§ **Given request**:
Count the lines below that contain the word "FOURCHE", and report only that number.

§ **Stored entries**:
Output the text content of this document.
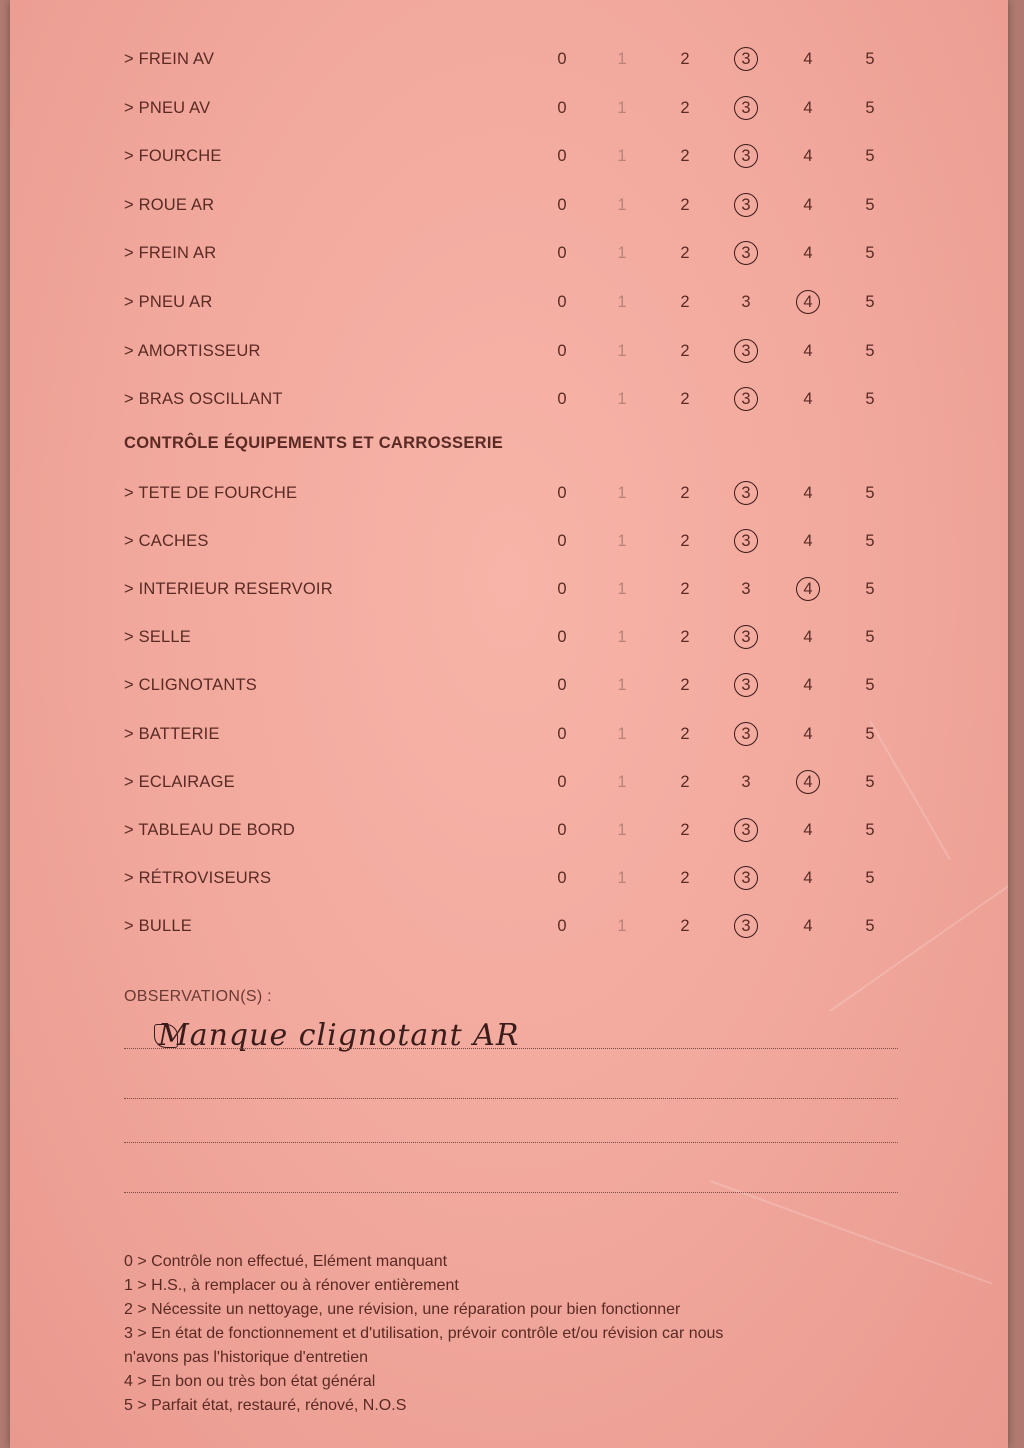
> FREIN AV	0	1	2	3	4	5
> PNEU AV	0	1	2	3	4	5
> FOURCHE	0	1	2	3	4	5
> ROUE AR	0	1	2	3	4	5
> FREIN AR	0	1	2	3	4	5
> PNEU AR	0	1	2	3	4	5
> AMORTISSEUR	0	1	2	3	4	5
> BRAS OSCILLANT	0	1	2	3	4	5
CONTRÔLE ÉQUIPEMENTS ET CARROSSERIE
> TETE DE FOURCHE	0	1	2	3	4	5
> CACHES	0	1	2	3	4	5
> INTERIEUR RESERVOIR	0	1	2	3	4	5
> SELLE	0	1	2	3	4	5
> CLIGNOTANTS	0	1	2	3	4	5
> BATTERIE	0	1	2	3	4	5
> ECLAIRAGE	0	1	2	3	4	5
> TABLEAU DE BORD	0	1	2	3	4	5
> RÉTROVISEURS	0	1	2	3	4	5
> BULLE	0	1	2	3	4	5
OBSERVATION(S) :
Manque clignotant AR
0 > Contrôle non effectué, Elément manquant
1 > H.S., à remplacer ou à rénover entièrement
2 > Nécessite un nettoyage, une révision, une réparation pour bien fonctionner
3 > En état de fonctionnement et d'utilisation, prévoir contrôle et/ou révision car nous
n'avons pas l'historique d'entretien
4 > En bon ou très bon état général
5 > Parfait état, restauré, rénové, N.O.S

§ **Written response**:
2